▸ **Document**:
Sermon on Isaiah 25; Luke 24; 1 Corinthians 15; Revelation 19-21. Delivered on 12 April 2015 at Pequea Evangelical Congregational Church. The fifteenth installment of a sermon series on the Book of Isaiah; see also sermons on Isaiah 1; Isaiah 2; Isaiah 3-4; Isaiah 5; Isaiah 6; Isaiah 7-8a; Isaiah 8b-9; Isaiah 10-12; Isaiah 13-14, 21; Isaiah 15-18; Isaiah 19-20; Isaiah 22; Isaiah 23; and Isaiah 24.
Three weeks ago, before
Holy Week, we left off by meditating on the darkness of Isaiah 24,
the climax of the Oracles Against the Nations (Isaiah 13-23) and an
indictment of the world-sinking weight of human sin. And that led us
to consider how the only hopeful resolution of sin is in the cross.
Only Jesus could bear that load for us; if we try to do it ourselves,
if we pin our hopes on our good works outweighing the world, we slide
irresistibly down the path into the pit. Our good works can't save
us, because they're just so much extra baggage: “Whatever doesn't
proceed from faith is sin” (Romans 14:23). Salvation comes only by
faith, a faith in the world-bearing Jesus, a “faith which worketh
by love” (Galatians 5:6).
But now we find ourselves
on the other side of Good Friday, even the other side of Easter. The
world of sin has been dealt with! Christ is risen! All our sin is
buried in his tomb – but he isn't, and so neither are we any longer
located where our sin is buried! Isn't it a joy to live in an Easter
world? And that's what Isaiah wants to show us. Good Friday deals
with Isaiah 24; and only after Isaiah 24 is over can Easter give
birth to Isaiah 25 and the great meal to end all death and sorrow.
We have that solid hope of celebration: “O LORD,
you are my God; I will exalt you, I will praise your name; for you
have done wonderful things, plans formed of old, faithful and sure”

▸ **Information supplied**:
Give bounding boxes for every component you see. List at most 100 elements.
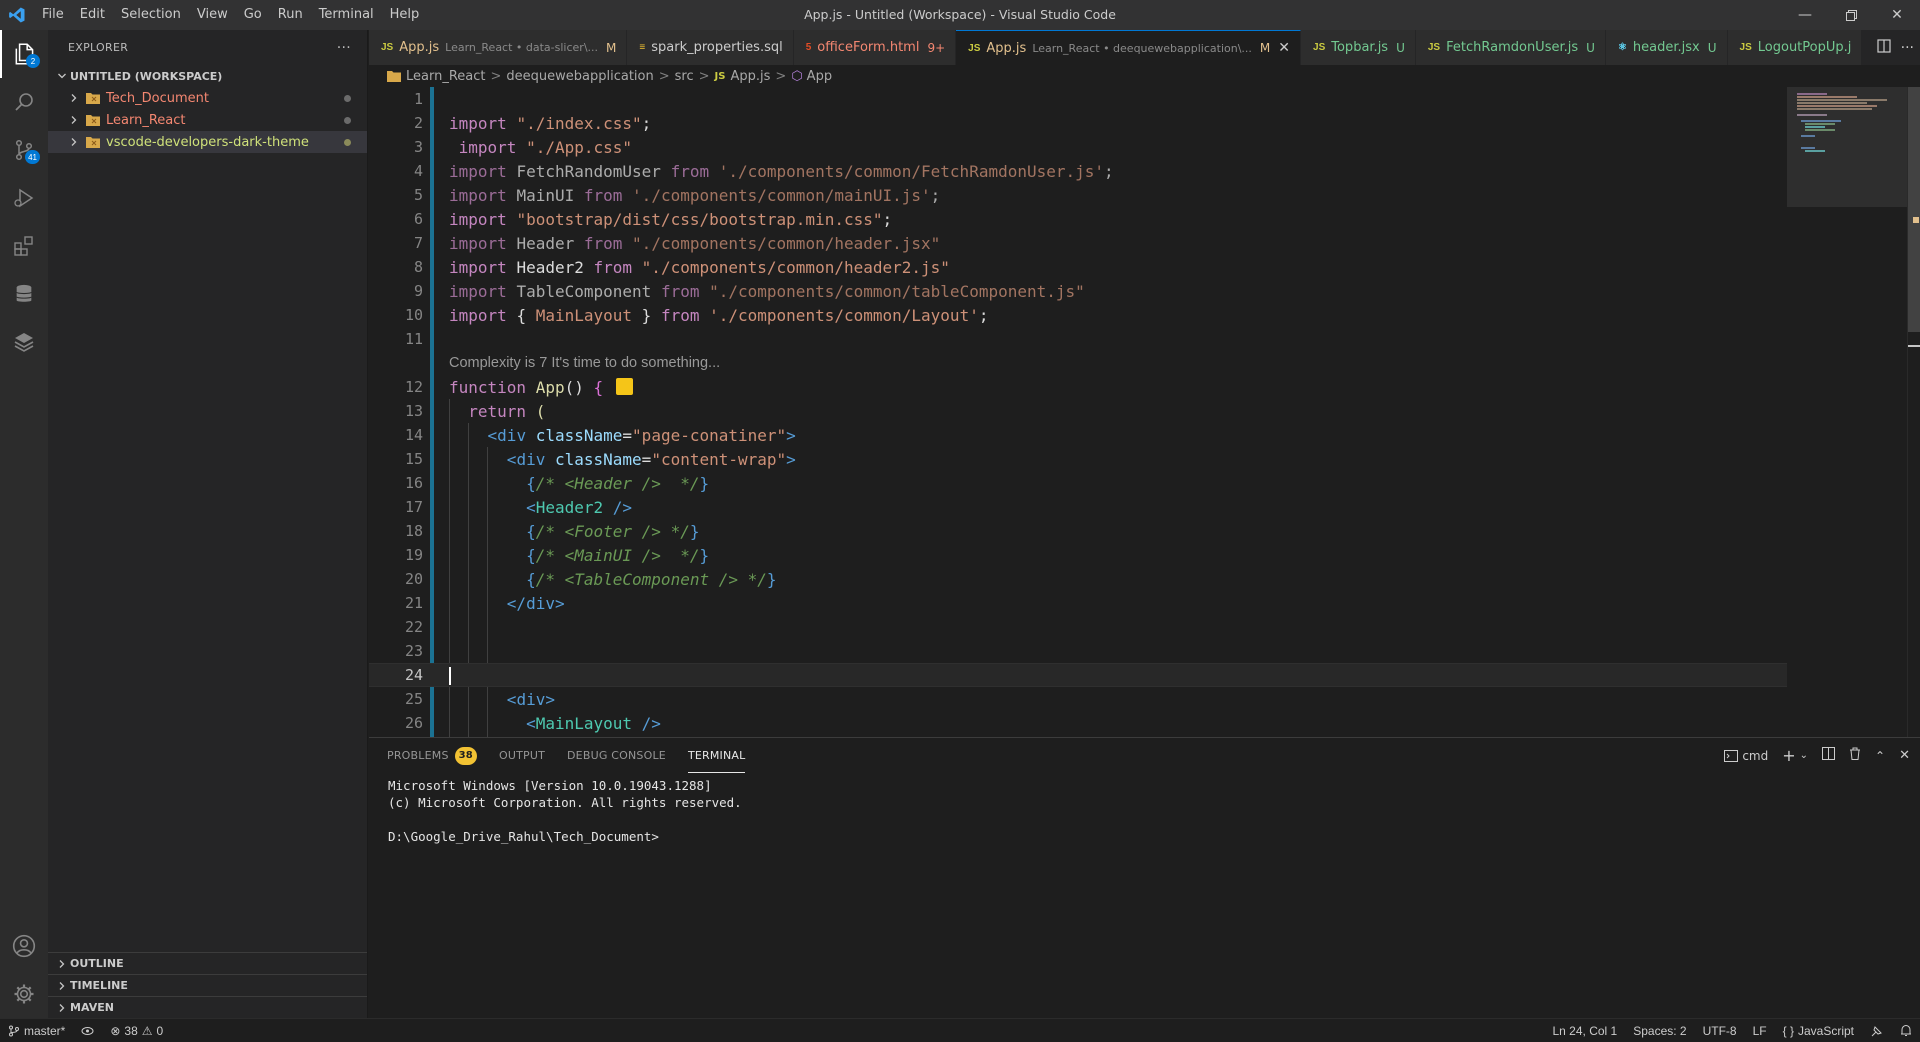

▸ **Your task**: Carry on the sermon on Isaiah 25 from the point where it stops.

▸ **Response below**:
(Isaiah 25:1). We hear already echoes of “the song of them that
triumph, / the shout of them that feast.”
Late on that first Easter
Sunday, after Jesus had revealed himself to Mary Magdalene – the
woman whom tradition calls “the apostle to the apostles”, because
she brought them the first report of the gospel of resurrection –
Jesus appeared incognito to a pair of disciples on their way out of
Jerusalem, taking the seven-mile hike to Emmaus. They walked with
the Lord – and they didn't even know it. They were bundled up in
their fears and frustrations, their perplexities and problems. They
couldn't hide it: they were “looking sad” (Luke 24:17). When
Jesus asks them what's going on, they tell Jesus about Jesus (Luke 24:18-24).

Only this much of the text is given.